GIVEN INSTRUCTION: For each line that holds "durch", copy the line out.

RECORD EXCERPTS:
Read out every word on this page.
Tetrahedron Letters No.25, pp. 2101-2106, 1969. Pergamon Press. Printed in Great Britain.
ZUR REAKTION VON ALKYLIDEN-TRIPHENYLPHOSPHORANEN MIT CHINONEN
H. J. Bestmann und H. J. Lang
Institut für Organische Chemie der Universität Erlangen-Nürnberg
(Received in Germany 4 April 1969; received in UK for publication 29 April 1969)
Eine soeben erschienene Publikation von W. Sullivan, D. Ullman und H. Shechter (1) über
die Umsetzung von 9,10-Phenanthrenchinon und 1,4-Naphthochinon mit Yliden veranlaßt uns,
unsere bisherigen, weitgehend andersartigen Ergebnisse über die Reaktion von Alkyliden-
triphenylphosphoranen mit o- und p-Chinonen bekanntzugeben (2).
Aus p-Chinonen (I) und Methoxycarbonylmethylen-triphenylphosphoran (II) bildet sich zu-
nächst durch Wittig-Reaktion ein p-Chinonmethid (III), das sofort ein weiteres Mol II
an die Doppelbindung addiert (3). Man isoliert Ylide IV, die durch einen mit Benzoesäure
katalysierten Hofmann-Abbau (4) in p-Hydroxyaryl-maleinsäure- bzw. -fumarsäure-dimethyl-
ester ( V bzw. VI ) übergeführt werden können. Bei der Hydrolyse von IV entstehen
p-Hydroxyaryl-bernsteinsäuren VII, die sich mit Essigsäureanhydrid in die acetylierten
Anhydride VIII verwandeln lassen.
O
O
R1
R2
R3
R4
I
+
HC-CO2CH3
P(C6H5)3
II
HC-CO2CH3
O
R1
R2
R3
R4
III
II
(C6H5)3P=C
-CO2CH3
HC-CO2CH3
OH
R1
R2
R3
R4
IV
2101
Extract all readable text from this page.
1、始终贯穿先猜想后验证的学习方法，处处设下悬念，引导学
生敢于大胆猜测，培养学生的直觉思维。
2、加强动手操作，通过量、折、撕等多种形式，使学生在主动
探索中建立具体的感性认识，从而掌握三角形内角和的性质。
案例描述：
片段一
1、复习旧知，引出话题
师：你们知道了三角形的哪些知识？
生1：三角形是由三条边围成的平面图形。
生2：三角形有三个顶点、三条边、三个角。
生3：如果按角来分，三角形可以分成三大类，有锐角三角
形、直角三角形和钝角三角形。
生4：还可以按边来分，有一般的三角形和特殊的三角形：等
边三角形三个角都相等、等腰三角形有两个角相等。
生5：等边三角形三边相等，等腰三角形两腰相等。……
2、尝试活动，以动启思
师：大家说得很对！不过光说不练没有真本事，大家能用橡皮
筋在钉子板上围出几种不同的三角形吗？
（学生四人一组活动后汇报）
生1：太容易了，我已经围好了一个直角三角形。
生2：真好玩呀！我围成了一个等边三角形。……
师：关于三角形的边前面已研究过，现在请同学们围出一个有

OUTPUT BELOW:
nächst durch Wittig-Reaktion ein p-Chinonmethid (III), das sofort ein weiteres Mol II
an die Doppelbindung addiert (3). Man isoliert Ylide IV, die durch einen mit Benzoesäure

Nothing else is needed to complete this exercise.